- REQUEST -
Among the lines of this listing, determine how many contain the string "Here". Answer with the number only.

Recorded data:
>>>>

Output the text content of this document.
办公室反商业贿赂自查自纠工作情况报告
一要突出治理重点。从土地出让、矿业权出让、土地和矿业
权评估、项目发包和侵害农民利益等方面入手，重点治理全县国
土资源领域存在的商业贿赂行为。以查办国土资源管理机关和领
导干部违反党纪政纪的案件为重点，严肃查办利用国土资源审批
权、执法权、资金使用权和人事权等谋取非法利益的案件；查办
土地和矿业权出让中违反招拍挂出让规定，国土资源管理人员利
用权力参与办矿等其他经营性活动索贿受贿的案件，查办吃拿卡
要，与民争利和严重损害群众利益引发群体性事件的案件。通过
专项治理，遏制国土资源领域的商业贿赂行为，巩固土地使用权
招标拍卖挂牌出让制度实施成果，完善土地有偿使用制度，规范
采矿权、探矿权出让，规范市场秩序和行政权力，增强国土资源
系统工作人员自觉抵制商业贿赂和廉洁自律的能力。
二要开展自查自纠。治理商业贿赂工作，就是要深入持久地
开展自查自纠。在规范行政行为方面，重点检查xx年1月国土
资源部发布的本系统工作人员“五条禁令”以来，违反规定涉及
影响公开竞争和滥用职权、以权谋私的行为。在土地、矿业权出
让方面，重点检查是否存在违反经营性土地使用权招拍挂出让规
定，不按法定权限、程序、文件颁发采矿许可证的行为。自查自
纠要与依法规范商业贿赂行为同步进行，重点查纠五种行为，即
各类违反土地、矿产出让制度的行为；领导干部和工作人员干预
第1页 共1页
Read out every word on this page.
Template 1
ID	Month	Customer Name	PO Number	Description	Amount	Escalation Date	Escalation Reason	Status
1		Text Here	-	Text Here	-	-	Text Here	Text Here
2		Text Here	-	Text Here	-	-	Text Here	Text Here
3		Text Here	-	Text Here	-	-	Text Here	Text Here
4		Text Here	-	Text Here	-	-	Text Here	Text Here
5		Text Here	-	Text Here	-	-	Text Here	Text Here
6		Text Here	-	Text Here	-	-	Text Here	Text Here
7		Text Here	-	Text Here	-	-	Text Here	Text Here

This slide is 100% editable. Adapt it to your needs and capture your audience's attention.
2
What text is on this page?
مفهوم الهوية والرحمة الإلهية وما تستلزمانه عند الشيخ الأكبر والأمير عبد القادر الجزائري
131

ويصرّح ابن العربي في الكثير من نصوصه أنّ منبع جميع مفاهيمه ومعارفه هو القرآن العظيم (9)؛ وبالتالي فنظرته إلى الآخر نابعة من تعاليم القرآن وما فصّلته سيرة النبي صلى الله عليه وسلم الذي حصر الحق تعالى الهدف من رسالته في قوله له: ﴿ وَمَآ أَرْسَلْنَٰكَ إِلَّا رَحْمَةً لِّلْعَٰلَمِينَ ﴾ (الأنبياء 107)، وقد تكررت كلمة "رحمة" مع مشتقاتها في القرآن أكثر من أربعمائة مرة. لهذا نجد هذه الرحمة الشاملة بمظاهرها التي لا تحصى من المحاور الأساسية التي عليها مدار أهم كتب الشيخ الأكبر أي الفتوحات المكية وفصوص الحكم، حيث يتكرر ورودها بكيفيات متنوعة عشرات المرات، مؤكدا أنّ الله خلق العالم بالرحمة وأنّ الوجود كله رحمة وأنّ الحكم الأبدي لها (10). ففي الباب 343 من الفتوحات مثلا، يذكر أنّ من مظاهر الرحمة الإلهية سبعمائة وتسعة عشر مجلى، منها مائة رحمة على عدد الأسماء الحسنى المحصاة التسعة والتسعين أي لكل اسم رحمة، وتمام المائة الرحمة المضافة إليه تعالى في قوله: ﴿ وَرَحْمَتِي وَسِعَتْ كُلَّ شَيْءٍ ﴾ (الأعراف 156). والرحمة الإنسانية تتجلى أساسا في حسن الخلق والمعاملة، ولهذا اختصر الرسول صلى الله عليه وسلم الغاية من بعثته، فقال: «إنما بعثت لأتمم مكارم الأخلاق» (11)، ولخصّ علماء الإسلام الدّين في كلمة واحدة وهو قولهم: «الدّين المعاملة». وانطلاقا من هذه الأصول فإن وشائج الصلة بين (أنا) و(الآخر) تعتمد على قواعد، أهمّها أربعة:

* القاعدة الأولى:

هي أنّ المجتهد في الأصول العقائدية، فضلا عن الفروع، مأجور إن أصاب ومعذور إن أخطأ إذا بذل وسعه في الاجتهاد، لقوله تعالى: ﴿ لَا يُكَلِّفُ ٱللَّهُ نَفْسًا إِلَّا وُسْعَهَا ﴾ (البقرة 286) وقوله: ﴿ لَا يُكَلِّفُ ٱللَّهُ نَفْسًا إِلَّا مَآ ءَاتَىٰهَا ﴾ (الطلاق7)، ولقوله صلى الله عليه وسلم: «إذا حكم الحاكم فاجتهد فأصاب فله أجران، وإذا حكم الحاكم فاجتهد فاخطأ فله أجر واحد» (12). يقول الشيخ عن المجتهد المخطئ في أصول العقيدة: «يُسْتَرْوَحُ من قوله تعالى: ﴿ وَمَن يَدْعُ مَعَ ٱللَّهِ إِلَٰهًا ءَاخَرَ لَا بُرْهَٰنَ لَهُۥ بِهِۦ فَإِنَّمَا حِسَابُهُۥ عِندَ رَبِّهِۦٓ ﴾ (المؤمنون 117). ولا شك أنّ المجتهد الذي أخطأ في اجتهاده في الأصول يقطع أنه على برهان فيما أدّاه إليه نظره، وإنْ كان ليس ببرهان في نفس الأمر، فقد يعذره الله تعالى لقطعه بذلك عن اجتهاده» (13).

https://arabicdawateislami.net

<<<<

- THE COMPLETED TASK -
7